AIM
Omit all images. Transcribe the rest of the material below exactly.

— Start TASK DATA —

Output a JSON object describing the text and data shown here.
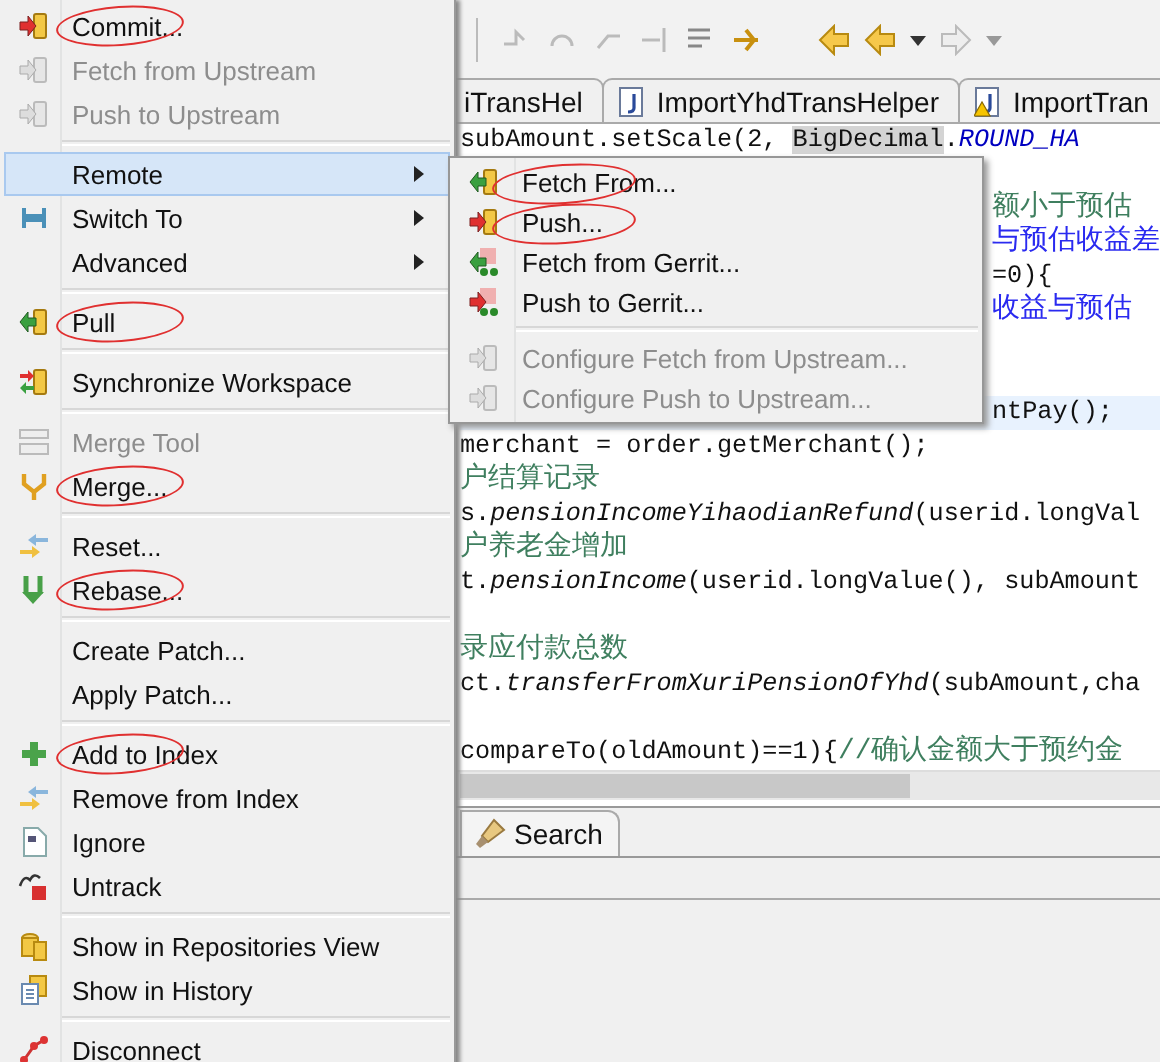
{
  "menu": {
    "items": [
      {
        "kind": "item",
        "label": "Commit...",
        "disabled": false,
        "selected": false,
        "submenu": false,
        "circled": true
      },
      {
        "kind": "item",
        "label": "Fetch from Upstream",
        "disabled": true,
        "selected": false,
        "submenu": false,
        "circled": false
      },
      {
        "kind": "item",
        "label": "Push to Upstream",
        "disabled": true,
        "selected": false,
        "submenu": false,
        "circled": false
      },
      {
        "kind": "separator"
      },
      {
        "kind": "item",
        "label": "Remote",
        "disabled": false,
        "selected": true,
        "submenu": true,
        "circled": false
      },
      {
        "kind": "item",
        "label": "Switch To",
        "disabled": false,
        "selected": false,
        "submenu": true,
        "circled": false
      },
      {
        "kind": "item",
        "label": "Advanced",
        "disabled": false,
        "selected": false,
        "submenu": true,
        "circled": false
      },
      {
        "kind": "separator"
      },
      {
        "kind": "item",
        "label": "Pull",
        "disabled": false,
        "selected": false,
        "submenu": false,
        "circled": true
      },
      {
        "kind": "separator"
      },
      {
        "kind": "item",
        "label": "Synchronize Workspace",
        "disabled": false,
        "selected": false,
        "submenu": false,
        "circled": false
      },
      {
        "kind": "separator"
      },
      {
        "kind": "item",
        "label": "Merge Tool",
        "disabled": true,
        "selected": false,
        "submenu": false,
        "circled": false
      },
      {
        "kind": "item",
        "label": "Merge...",
        "disabled": false,
        "selected": false,
        "submenu": false,
        "circled": true
      },
      {
        "kind": "separator"
      },
      {
        "kind": "item",
        "label": "Reset...",
        "disabled": false,
        "selected": false,
        "submenu": false,
        "circled": false
      },
      {
        "kind": "item",
        "label": "Rebase...",
        "disabled": false,
        "selected": false,
        "submenu": false,
        "circled": true
      },
      {
        "kind": "separator"
      },
      {
        "kind": "item",
        "label": "Create Patch...",
        "disabled": false,
        "selected": false,
        "submenu": false,
        "circled": false
      },
      {
        "kind": "item",
        "label": "Apply Patch...",
        "disabled": false,
        "selected": false,
        "submenu": false,
        "circled": false
      },
      {
        "kind": "separator"
      },
      {
        "kind": "item",
        "label": "Add to Index",
        "disabled": false,
        "selected": false,
        "submenu": false,
        "circled": true
      },
      {
        "kind": "item",
        "label": "Remove from Index",
        "disabled": false,
        "selected": false,
        "submenu": false,
        "circled": false
      },
      {
        "kind": "item",
        "label": "Ignore",
        "disabled": false,
        "selected": false,
        "submenu": false,
        "circled": false
      },
      {
        "kind": "item",
        "label": "Untrack",
        "disabled": false,
        "selected": false,
        "submenu": false,
        "circled": false
      },
      {
        "kind": "separator"
      },
      {
        "kind": "item",
        "label": "Show in Repositories View",
        "disabled": false,
        "selected": false,
        "submenu": false,
        "circled": false
      },
      {
        "kind": "item",
        "label": "Show in History",
        "disabled": false,
        "selected": false,
        "submenu": false,
        "circled": false
      },
      {
        "kind": "separator"
      },
      {
        "kind": "item",
        "label": "Disconnect",
        "disabled": false,
        "selected": false,
        "submenu": false,
        "circled": false
      }
    ]
  },
  "submenu": {
    "items": [
      {
        "kind": "item",
        "label": "Fetch From...",
        "disabled": false,
        "circled": true
      },
      {
        "kind": "item",
        "label": "Push...",
        "disabled": false,
        "circled": true
      },
      {
        "kind": "item",
        "label": "Fetch from Gerrit...",
        "disabled": false,
        "circled": false
      },
      {
        "kind": "item",
        "label": "Push to Gerrit...",
        "disabled": false,
        "circled": false
      },
      {
        "kind": "separator"
      },
      {
        "kind": "item",
        "label": "Configure Fetch from Upstream...",
        "disabled": true,
        "circled": false
      },
      {
        "kind": "item",
        "label": "Configure Push to Upstream...",
        "disabled": true,
        "circled": false
      }
    ]
  },
  "editor_tabs": [
    {
      "label": "iTransHel",
      "selected": false,
      "warning": false
    },
    {
      "label": "ImportYhdTransHelper",
      "selected": false,
      "warning": false
    },
    {
      "label": "ImportTran",
      "selected": false,
      "warning": true
    }
  ],
  "code_lines": [
    {
      "kind": "full",
      "current": false,
      "segments": [
        {
          "kind": "plain",
          "text": "subAmount.setScale(2, "
        },
        {
          "kind": "mark",
          "text": "BigDecimal"
        },
        {
          "kind": "plain",
          "text": "."
        },
        {
          "kind": "constant",
          "text": "ROUND_HA"
        }
      ]
    },
    {
      "kind": "blank",
      "current": false
    },
    {
      "kind": "partial",
      "current": false,
      "segments": [
        {
          "kind": "comment",
          "text": "额小于预估"
        }
      ]
    },
    {
      "kind": "partial",
      "current": false,
      "segments": [
        {
          "kind": "doc",
          "text": "与预估收益差"
        }
      ]
    },
    {
      "kind": "partial",
      "current": false,
      "segments": [
        {
          "kind": "plain",
          "text": "=0){"
        }
      ]
    },
    {
      "kind": "partial",
      "current": false,
      "segments": [
        {
          "kind": "doc",
          "text": "收益与预估"
        }
      ]
    },
    {
      "kind": "blank",
      "current": false
    },
    {
      "kind": "blank",
      "current": false
    },
    {
      "kind": "partial",
      "current": true,
      "segments": [
        {
          "kind": "plain",
          "text": "ntPay();"
        }
      ]
    },
    {
      "kind": "full",
      "current": false,
      "segments": [
        {
          "kind": "plain",
          "text": "merchant = order.getMerchant();"
        }
      ]
    },
    {
      "kind": "full",
      "current": false,
      "segments": [
        {
          "kind": "comment",
          "text": "户结算记录"
        }
      ]
    },
    {
      "kind": "full",
      "current": false,
      "segments": [
        {
          "kind": "plain",
          "text": "s."
        },
        {
          "kind": "italic",
          "text": "pensionIncomeYihaodianRefund"
        },
        {
          "kind": "plain",
          "text": "(userid.longVal"
        }
      ]
    },
    {
      "kind": "full",
      "current": false,
      "segments": [
        {
          "kind": "comment",
          "text": "户养老金增加"
        }
      ]
    },
    {
      "kind": "full",
      "current": false,
      "segments": [
        {
          "kind": "plain",
          "text": "t."
        },
        {
          "kind": "italic",
          "text": "pensionIncome"
        },
        {
          "kind": "plain",
          "text": "(userid.longValue(), subAmount"
        }
      ]
    },
    {
      "kind": "blank",
      "current": false
    },
    {
      "kind": "full",
      "current": false,
      "segments": [
        {
          "kind": "comment",
          "text": "录应付款总数"
        }
      ]
    },
    {
      "kind": "full",
      "current": false,
      "segments": [
        {
          "kind": "plain",
          "text": "ct."
        },
        {
          "kind": "italic",
          "text": "transferFromXuriPensionOfYhd"
        },
        {
          "kind": "plain",
          "text": "(subAmount,cha"
        }
      ]
    },
    {
      "kind": "blank",
      "current": false
    },
    {
      "kind": "full",
      "current": false,
      "segments": [
        {
          "kind": "plain",
          "text": "compareTo(oldAmount)==1){"
        },
        {
          "kind": "comment",
          "text": "//确认金额大于预约金"
        }
      ]
    }
  ],
  "bottom_tabs": [
    {
      "label": "Search",
      "selected": true
    }
  ]
}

— End TASK DATA —

CORRECT ANSWER
Output a JSON object describing the text and data shown here.
{
  "menu": {
    "items": [
      {
        "kind": "item",
        "label": "Commit...",
        "disabled": false,
        "selected": false,
        "submenu": false,
        "circled": true
      },
      {
        "kind": "item",
        "label": "Fetch from Upstream",
        "disabled": true,
        "selected": false,
        "submenu": false,
        "circled": false
      },
      {
        "kind": "item",
        "label": "Push to Upstream",
        "disabled": true,
        "selected": false,
        "submenu": false,
        "circled": false
      },
      {
        "kind": "separator"
      },
      {
        "kind": "item",
        "label": "Remote",
        "disabled": false,
        "selected": true,
        "submenu": true,
        "circled": false
      },
      {
        "kind": "item",
        "label": "Switch To",
        "disabled": false,
        "selected": false,
        "submenu": true,
        "circled": false
      },
      {
        "kind": "item",
        "label": "Advanced",
        "disabled": false,
        "selected": false,
        "submenu": true,
        "circled": false
      },
      {
        "kind": "separator"
      },
      {
        "kind": "item",
        "label": "Pull",
        "disabled": false,
        "selected": false,
        "submenu": false,
        "circled": true
      },
      {
        "kind": "separator"
      },
      {
        "kind": "item",
        "label": "Synchronize Workspace",
        "disabled": false,
        "selected": false,
        "submenu": false,
        "circled": false
      },
      {
        "kind": "separator"
      },
      {
        "kind": "item",
        "label": "Merge Tool",
        "disabled": true,
        "selected": false,
        "submenu": false,
        "circled": false
      },
      {
        "kind": "item",
        "label": "Merge...",
        "disabled": false,
        "selected": false,
        "submenu": false,
        "circled": true
      },
      {
        "kind": "separator"
      },
      {
        "kind": "item",
        "label": "Reset...",
        "disabled": false,
        "selected": false,
        "submenu": false,
        "circled": false
      },
      {
        "kind": "item",
        "label": "Rebase...",
        "disabled": false,
        "selected": false,
        "submenu": false,
        "circled": true
      },
      {
        "kind": "separator"
      },
      {
        "kind": "item",
        "label": "Create Patch...",
        "disabled": false,
        "selected": false,
        "submenu": false,
        "circled": false
      },
      {
        "kind": "item",
        "label": "Apply Patch...",
        "disabled": false,
        "selected": false,
        "submenu": false,
        "circled": false
      },
      {
        "kind": "separator"
      },
      {
        "kind": "item",
        "label": "Add to Index",
        "disabled": false,
        "selected": false,
        "submenu": false,
        "circled": true
      },
      {
        "kind": "item",
        "label": "Remove from Index",
        "disabled": false,
        "selected": false,
        "submenu": false,
        "circled": false
      },
      {
        "kind": "item",
        "label": "Ignore",
        "disabled": false,
        "selected": false,
        "submenu": false,
        "circled": false
      },
      {
        "kind": "item",
        "label": "Untrack",
        "disabled": false,
        "selected": false,
        "submenu": false,
        "circled": false
      },
      {
        "kind": "separator"
      },
      {
        "kind": "item",
        "label": "Show in Repositories View",
        "disabled": false,
        "selected": false,
        "submenu": false,
        "circled": false
      },
      {
        "kind": "item",
        "label": "Show in History",
        "disabled": false,
        "selected": false,
        "submenu": false,
        "circled": false
      },
      {
        "kind": "separator"
      },
      {
        "kind": "item",
        "label": "Disconnect",
        "disabled": false,
        "selected": false,
        "submenu": false,
        "circled": false
      }
    ]
  },
  "submenu": {
    "items": [
      {
        "kind": "item",
        "label": "Fetch From...",
        "disabled": false,
        "circled": true
      },
      {
        "kind": "item",
        "label": "Push...",
        "disabled": false,
        "circled": true
      },
      {
        "kind": "item",
        "label": "Fetch from Gerrit...",
        "disabled": false,
        "circled": false
      },
      {
        "kind": "item",
        "label": "Push to Gerrit...",
        "disabled": false,
        "circled": false
      },
      {
        "kind": "separator"
      },
      {
        "kind": "item",
        "label": "Configure Fetch from Upstream...",
        "disabled": true,
        "circled": false
      },
      {
        "kind": "item",
        "label": "Configure Push to Upstream...",
        "disabled": true,
        "circled": false
      }
    ]
  },
  "editor_tabs": [
    {
      "label": "iTransHel",
      "selected": false,
      "warning": false
    },
    {
      "label": "ImportYhdTransHelper",
      "selected": false,
      "warning": false
    },
    {
      "label": "ImportTran",
      "selected": false,
      "warning": true
    }
  ],
  "code_lines": [
    {
      "kind": "full",
      "current": false,
      "segments": [
        {
          "kind": "plain",
          "text": "subAmount.setScale(2, "
        },
        {
          "kind": "mark",
          "text": "BigDecimal"
        },
        {
          "kind": "plain",
          "text": "."
        },
        {
          "kind": "constant",
          "text": "ROUND_HA"
        }
      ]
    },
    {
      "kind": "blank",
      "current": false
    },
    {
      "kind": "partial",
      "current": false,
      "segments": [
        {
          "kind": "comment",
          "text": "额小于预估"
        }
      ]
    },
    {
      "kind": "partial",
      "current": false,
      "segments": [
        {
          "kind": "doc",
          "text": "与预估收益差"
        }
      ]
    },
    {
      "kind": "partial",
      "current": false,
      "segments": [
        {
          "kind": "plain",
          "text": "=0){"
        }
      ]
    },
    {
      "kind": "partial",
      "current": false,
      "segments": [
        {
          "kind": "doc",
          "text": "收益与预估"
        }
      ]
    },
    {
      "kind": "blank",
      "current": false
    },
    {
      "kind": "blank",
      "current": false
    },
    {
      "kind": "partial",
      "current": true,
      "segments": [
        {
          "kind": "plain",
          "text": "ntPay();"
        }
      ]
    },
    {
      "kind": "full",
      "current": false,
      "segments": [
        {
          "kind": "plain",
          "text": "merchant = order.getMerchant();"
        }
      ]
    },
    {
      "kind": "full",
      "current": false,
      "segments": [
        {
          "kind": "comment",
          "text": "户结算记录"
        }
      ]
    },
    {
      "kind": "full",
      "current": false,
      "segments": [
        {
          "kind": "plain",
          "text": "s."
        },
        {
          "kind": "italic",
          "text": "pensionIncomeYihaodianRefund"
        },
        {
          "kind": "plain",
          "text": "(userid.longVal"
        }
      ]
    },
    {
      "kind": "full",
      "current": false,
      "segments": [
        {
          "kind": "comment",
          "text": "户养老金增加"
        }
      ]
    },
    {
      "kind": "full",
      "current": false,
      "segments": [
        {
          "kind": "plain",
          "text": "t."
        },
        {
          "kind": "italic",
          "text": "pensionIncome"
        },
        {
          "kind": "plain",
          "text": "(userid.longValue(), subAmount"
        }
      ]
    },
    {
      "kind": "blank",
      "current": false
    },
    {
      "kind": "full",
      "current": false,
      "segments": [
        {
          "kind": "comment",
          "text": "录应付款总数"
        }
      ]
    },
    {
      "kind": "full",
      "current": false,
      "segments": [
        {
          "kind": "plain",
          "text": "ct."
        },
        {
          "kind": "italic",
          "text": "transferFromXuriPensionOfYhd"
        },
        {
          "kind": "plain",
          "text": "(subAmount,cha"
        }
      ]
    },
    {
      "kind": "blank",
      "current": false
    },
    {
      "kind": "full",
      "current": false,
      "segments": [
        {
          "kind": "plain",
          "text": "compareTo(oldAmount)==1){"
        },
        {
          "kind": "comment",
          "text": "//确认金额大于预约金"
        }
      ]
    }
  ],
  "bottom_tabs": [
    {
      "label": "Search",
      "selected": true
    }
  ]
}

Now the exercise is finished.